WHAT YOU SHOULD DO: Locate every line below that contains the word "путем" and copy it.

— start —

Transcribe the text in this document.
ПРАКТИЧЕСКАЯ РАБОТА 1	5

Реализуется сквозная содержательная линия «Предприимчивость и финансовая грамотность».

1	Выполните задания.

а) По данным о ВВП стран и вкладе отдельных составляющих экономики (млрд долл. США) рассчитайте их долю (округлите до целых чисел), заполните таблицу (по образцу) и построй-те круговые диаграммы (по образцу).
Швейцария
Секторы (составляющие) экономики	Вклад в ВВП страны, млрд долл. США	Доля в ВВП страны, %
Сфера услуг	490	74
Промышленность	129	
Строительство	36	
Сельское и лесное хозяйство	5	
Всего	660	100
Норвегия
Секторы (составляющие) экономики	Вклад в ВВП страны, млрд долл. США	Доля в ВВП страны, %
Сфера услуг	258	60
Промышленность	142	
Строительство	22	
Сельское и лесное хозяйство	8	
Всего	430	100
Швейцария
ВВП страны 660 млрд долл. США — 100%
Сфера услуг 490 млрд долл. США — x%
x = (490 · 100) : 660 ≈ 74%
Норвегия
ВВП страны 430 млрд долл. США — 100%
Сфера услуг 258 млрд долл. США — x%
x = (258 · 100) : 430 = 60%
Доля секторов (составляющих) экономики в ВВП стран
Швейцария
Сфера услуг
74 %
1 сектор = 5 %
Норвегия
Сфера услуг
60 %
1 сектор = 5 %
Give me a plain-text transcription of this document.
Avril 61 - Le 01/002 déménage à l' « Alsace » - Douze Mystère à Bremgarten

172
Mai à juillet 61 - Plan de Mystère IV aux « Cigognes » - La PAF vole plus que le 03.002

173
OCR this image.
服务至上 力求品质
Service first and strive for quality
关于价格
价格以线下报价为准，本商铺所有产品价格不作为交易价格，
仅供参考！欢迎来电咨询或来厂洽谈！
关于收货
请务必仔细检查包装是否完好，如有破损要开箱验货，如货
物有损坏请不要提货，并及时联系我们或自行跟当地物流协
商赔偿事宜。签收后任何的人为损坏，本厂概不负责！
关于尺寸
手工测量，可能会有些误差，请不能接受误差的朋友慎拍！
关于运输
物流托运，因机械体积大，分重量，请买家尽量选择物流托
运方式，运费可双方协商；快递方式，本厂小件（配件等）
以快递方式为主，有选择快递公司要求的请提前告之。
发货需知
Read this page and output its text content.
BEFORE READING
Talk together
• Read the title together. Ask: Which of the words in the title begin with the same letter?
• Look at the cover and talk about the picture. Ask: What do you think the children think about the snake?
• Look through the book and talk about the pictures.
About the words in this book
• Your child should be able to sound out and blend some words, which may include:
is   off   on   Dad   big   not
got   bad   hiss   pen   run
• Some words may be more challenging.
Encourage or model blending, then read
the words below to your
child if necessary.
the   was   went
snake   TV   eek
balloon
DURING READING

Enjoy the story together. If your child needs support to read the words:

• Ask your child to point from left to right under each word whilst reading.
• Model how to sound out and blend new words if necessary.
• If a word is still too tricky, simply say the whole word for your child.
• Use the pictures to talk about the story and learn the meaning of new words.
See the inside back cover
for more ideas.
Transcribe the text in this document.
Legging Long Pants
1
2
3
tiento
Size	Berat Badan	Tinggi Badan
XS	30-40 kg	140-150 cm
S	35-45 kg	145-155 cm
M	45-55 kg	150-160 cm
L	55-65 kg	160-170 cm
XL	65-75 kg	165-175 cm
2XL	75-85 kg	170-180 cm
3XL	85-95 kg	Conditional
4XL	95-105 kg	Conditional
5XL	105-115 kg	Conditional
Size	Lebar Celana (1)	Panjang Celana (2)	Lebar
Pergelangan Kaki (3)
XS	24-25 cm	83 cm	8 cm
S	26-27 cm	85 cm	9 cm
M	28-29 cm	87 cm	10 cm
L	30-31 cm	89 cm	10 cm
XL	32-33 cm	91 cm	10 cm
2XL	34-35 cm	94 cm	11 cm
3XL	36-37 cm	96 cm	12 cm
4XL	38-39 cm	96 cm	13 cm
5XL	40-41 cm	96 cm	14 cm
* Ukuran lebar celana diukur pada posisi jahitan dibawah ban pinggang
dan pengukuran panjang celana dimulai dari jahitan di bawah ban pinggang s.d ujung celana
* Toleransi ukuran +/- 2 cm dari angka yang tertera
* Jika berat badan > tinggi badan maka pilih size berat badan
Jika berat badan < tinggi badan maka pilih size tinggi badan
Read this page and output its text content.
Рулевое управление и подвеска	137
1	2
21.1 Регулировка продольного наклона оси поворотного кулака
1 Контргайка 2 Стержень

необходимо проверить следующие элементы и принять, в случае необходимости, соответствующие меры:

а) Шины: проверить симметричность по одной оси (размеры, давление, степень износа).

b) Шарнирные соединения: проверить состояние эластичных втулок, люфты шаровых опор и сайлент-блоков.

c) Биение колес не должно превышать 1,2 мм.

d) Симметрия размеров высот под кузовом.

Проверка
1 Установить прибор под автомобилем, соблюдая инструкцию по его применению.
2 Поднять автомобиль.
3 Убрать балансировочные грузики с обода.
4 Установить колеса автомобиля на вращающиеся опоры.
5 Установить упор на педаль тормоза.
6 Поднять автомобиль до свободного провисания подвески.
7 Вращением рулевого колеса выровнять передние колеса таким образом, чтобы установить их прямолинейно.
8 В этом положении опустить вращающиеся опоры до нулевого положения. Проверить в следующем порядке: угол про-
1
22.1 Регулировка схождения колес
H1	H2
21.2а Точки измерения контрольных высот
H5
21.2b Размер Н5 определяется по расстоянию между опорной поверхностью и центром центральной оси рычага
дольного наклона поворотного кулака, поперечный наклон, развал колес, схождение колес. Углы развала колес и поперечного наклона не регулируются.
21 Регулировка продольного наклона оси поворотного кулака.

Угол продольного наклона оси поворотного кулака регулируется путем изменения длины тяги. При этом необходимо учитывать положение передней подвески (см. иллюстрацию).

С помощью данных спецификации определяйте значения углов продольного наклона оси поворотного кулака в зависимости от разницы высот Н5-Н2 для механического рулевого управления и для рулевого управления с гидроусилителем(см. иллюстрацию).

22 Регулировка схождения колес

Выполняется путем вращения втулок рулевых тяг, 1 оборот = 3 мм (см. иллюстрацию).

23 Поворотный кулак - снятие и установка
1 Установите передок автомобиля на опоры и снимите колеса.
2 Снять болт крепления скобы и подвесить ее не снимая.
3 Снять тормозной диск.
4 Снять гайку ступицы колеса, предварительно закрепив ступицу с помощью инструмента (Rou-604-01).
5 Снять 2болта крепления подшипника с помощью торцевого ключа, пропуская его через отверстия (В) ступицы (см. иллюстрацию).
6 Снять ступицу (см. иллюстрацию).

— end —

ANSWER TO THIS PROBLEM:
Угол продольного наклона оси поворотного кулака регулируется путем изменения длины тяги. При этом необходимо учитывать положение передней подвески (см. иллюстрацию).
Выполняется путем вращения втулок рулевых тяг, 1 оборот = 3 мм (см. иллюстрацию).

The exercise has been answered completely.